(Prompt) Write the records below out again exactly as given, with no images.

────────

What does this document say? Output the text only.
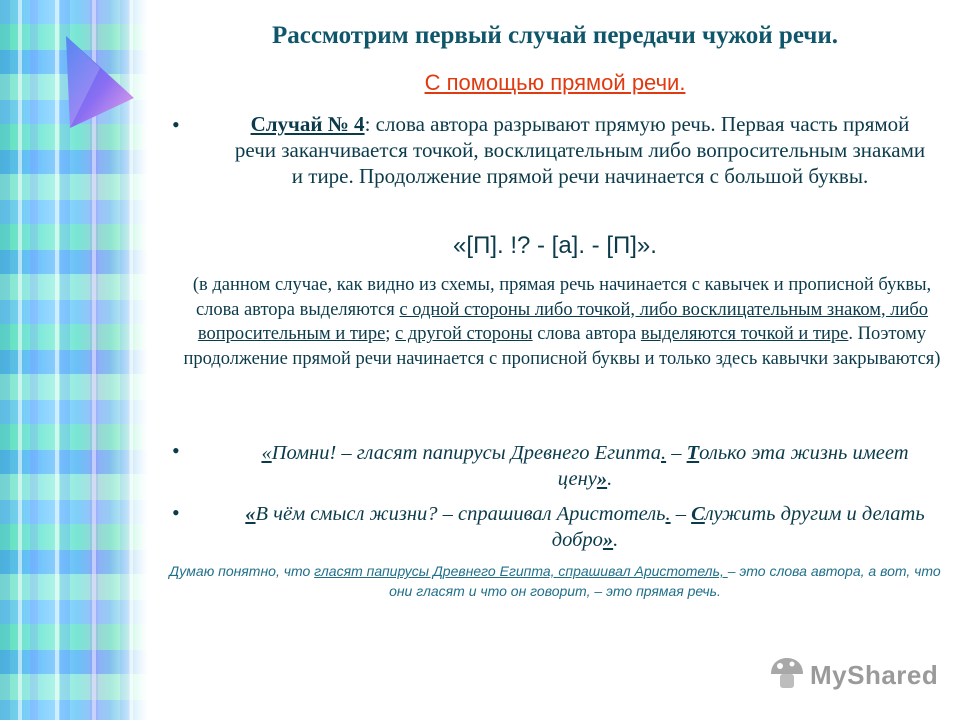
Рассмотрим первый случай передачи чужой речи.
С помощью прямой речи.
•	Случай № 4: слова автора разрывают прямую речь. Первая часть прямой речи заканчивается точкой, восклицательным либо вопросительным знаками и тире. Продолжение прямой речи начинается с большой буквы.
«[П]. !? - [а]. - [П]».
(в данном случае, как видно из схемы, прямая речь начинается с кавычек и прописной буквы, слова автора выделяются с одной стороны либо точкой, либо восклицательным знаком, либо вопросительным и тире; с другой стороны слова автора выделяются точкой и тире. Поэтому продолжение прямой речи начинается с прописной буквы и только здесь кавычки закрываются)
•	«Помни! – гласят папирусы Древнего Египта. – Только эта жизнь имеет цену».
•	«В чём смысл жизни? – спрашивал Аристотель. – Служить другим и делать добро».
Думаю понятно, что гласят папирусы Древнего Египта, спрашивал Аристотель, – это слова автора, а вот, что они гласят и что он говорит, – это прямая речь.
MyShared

────────

(Full solution)
What does this document say? Output the text only.
Рассмотрим первый случай передачи чужой речи.
С помощью прямой речи.
•	Случай № 4: слова автора разрывают прямую речь. Первая часть прямой речи заканчивается точкой, восклицательным либо вопросительным знаками и тире. Продолжение прямой речи начинается с большой буквы.
«[П]. !? - [а]. - [П]».
(в данном случае, как видно из схемы, прямая речь начинается с кавычек и прописной буквы, слова автора выделяются с одной стороны либо точкой, либо восклицательным знаком, либо вопросительным и тире; с другой стороны слова автора выделяются точкой и тире. Поэтому продолжение прямой речи начинается с прописной буквы и только здесь кавычки закрываются)
•	«Помни! – гласят папирусы Древнего Египта. – Только эта жизнь имеет цену».
•	«В чём смысл жизни? – спрашивал Аристотель. – Служить другим и делать добро».
Думаю понятно, что гласят папирусы Древнего Египта, спрашивал Аристотель, – это слова автора, а вот, что они гласят и что он говорит, – это прямая речь.
MyShared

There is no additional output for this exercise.